### Task directions:
Identify each line in the records below that contains the word "Rickert", and copy it.

[Document page transcription items]
Segment Open

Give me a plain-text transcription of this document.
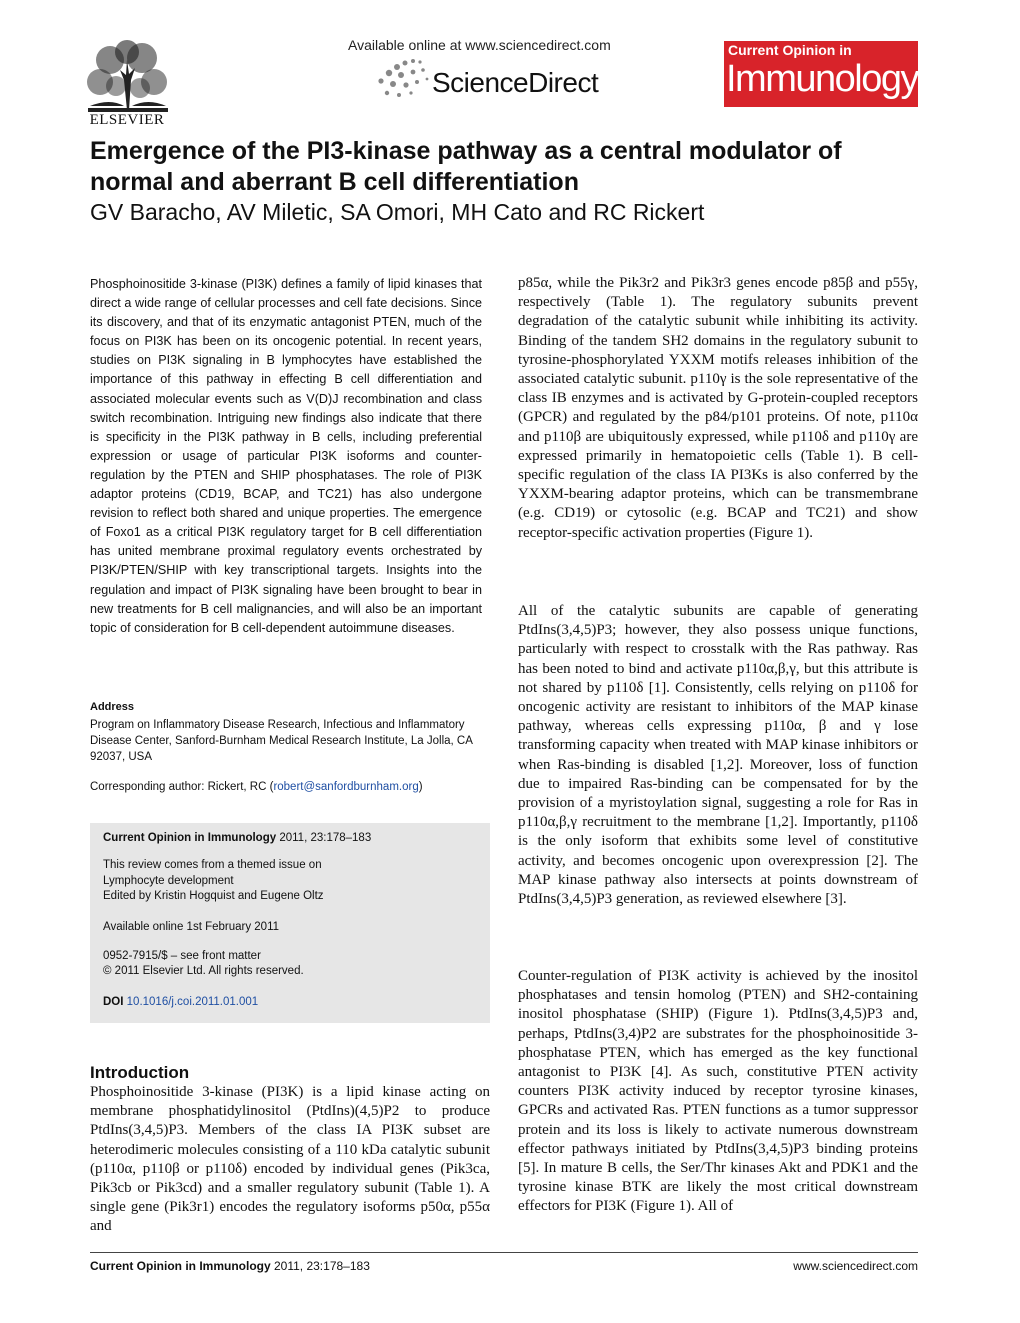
ELSEVIER
Available online at www.sciencedirect.com
ScienceDirect
Current Opinion in
Immunology
Emergence of the PI3-kinase pathway as a central modulator of normal and aberrant B cell differentiation
GV Baracho, AV Miletic, SA Omori, MH Cato and RC Rickert
Phosphoinositide 3-kinase (PI3K) defines a family of lipid kinases that direct a wide range of cellular processes and cell fate decisions. Since its discovery, and that of its enzymatic antagonist PTEN, much of the focus on PI3K has been on its oncogenic potential. In recent years, studies on PI3K signaling in B lymphocytes have established the importance of this pathway in effecting B cell differentiation and associated molecular events such as V(D)J recombination and class switch recombination. Intriguing new findings also indicate that there is specificity in the PI3K pathway in B cells, including preferential expression or usage of particular PI3K isoforms and counter-regulation by the PTEN and SHIP phosphatases. The role of PI3K adaptor proteins (CD19, BCAP, and TC21) has also undergone revision to reflect both shared and unique properties. The emergence of Foxo1 as a critical PI3K regulatory target for B cell differentiation has united membrane proximal regulatory events orchestrated by PI3K/PTEN/SHIP with key transcriptional targets. Insights into the regulation and impact of PI3K signaling have been brought to bear in new treatments for B cell malignancies, and will also be an important topic of consideration for B cell-dependent autoimmune diseases.
Address
Program on Inflammatory Disease Research, Infectious and Inflammatory Disease Center, Sanford-Burnham Medical Research Institute, La Jolla, CA 92037, USA
Corresponding author: Rickert, RC (robert@sanfordburnham.org)
Current Opinion in Immunology 2011, 23:178–183
This review comes from a themed issue on
Lymphocyte development
Edited by Kristin Hogquist and Eugene Oltz
Available online 1st February 2011
0952-7915/$ – see front matter
© 2011 Elsevier Ltd. All rights reserved.
DOI 10.1016/j.coi.2011.01.001
Introduction
Phosphoinositide 3-kinase (PI3K) is a lipid kinase acting on membrane phosphatidylinositol (PtdIns)(4,5)P2 to produce PtdIns(3,4,5)P3. Members of the class IA PI3K subset are heterodimeric molecules consisting of a 110 kDa catalytic subunit (p110α, p110β or p110δ) encoded by individual genes (Pik3ca, Pik3cb or Pik3cd) and a smaller regulatory subunit (Table 1). A single gene (Pik3r1) encodes the regulatory isoforms p50α, p55α and
p85α, while the Pik3r2 and Pik3r3 genes encode p85β and p55γ, respectively (Table 1). The regulatory subunits prevent degradation of the catalytic subunit while inhibiting its activity. Binding of the tandem SH2 domains in the regulatory subunit to tyrosine-phosphorylated YXXM motifs releases inhibition of the associated catalytic subunit. p110γ is the sole representative of the class IB enzymes and is activated by G-protein-coupled receptors (GPCR) and regulated by the p84/p101 proteins. Of note, p110α and p110β are ubiquitously expressed, while p110δ and p110γ are expressed primarily in hematopoietic cells (Table 1). B cell-specific regulation of the class IA PI3Ks is also conferred by the YXXM-bearing adaptor proteins, which can be transmembrane (e.g. CD19) or cytosolic (e.g. BCAP and TC21) and show receptor-specific activation properties (Figure 1).
All of the catalytic subunits are capable of generating PtdIns(3,4,5)P3; however, they also possess unique functions, particularly with respect to crosstalk with the Ras pathway. Ras has been noted to bind and activate p110α,β,γ, but this attribute is not shared by p110δ [1]. Consistently, cells relying on p110δ for oncogenic activity are resistant to inhibitors of the MAP kinase pathway, whereas cells expressing p110α, β and γ lose transforming capacity when treated with MAP kinase inhibitors or when Ras-binding is disabled [1,2]. Moreover, loss of function due to impaired Ras-binding can be compensated for by the provision of a myristoylation signal, suggesting a role for Ras in p110α,β,γ recruitment to the membrane [1,2]. Importantly, p110δ is the only isoform that exhibits some level of constitutive activity, and becomes oncogenic upon overexpression [2]. The MAP kinase pathway also intersects at points downstream of PtdIns(3,4,5)P3 generation, as reviewed elsewhere [3].
Counter-regulation of PI3K activity is achieved by the inositol phosphatases and tensin homolog (PTEN) and SH2-containing inositol phosphatase (SHIP) (Figure 1). PtdIns(3,4,5)P3 and, perhaps, PtdIns(3,4)P2 are substrates for the phosphoinositide 3-phosphatase PTEN, which has emerged as the key functional antagonist to PI3K [4]. As such, constitutive PTEN activity counters PI3K activity induced by receptor tyrosine kinases, GPCRs and activated Ras. PTEN functions as a tumor suppressor protein and its loss is likely to activate numerous downstream effector pathways initiated by PtdIns(3,4,5)P3 binding proteins [5]. In mature B cells, the Ser/Thr kinases Akt and PDK1 and the tyrosine kinase BTK are likely the most critical downstream effectors for PI3K (Figure 1). All of
Current Opinion in Immunology 2011, 23:178–183	www.sciencedirect.com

Segment Closed

### Answer to the problem:
GV Baracho, AV Miletic, SA Omori, MH Cato and RC Rickert
Corresponding author: Rickert, RC (robert@sanfordburnham.org)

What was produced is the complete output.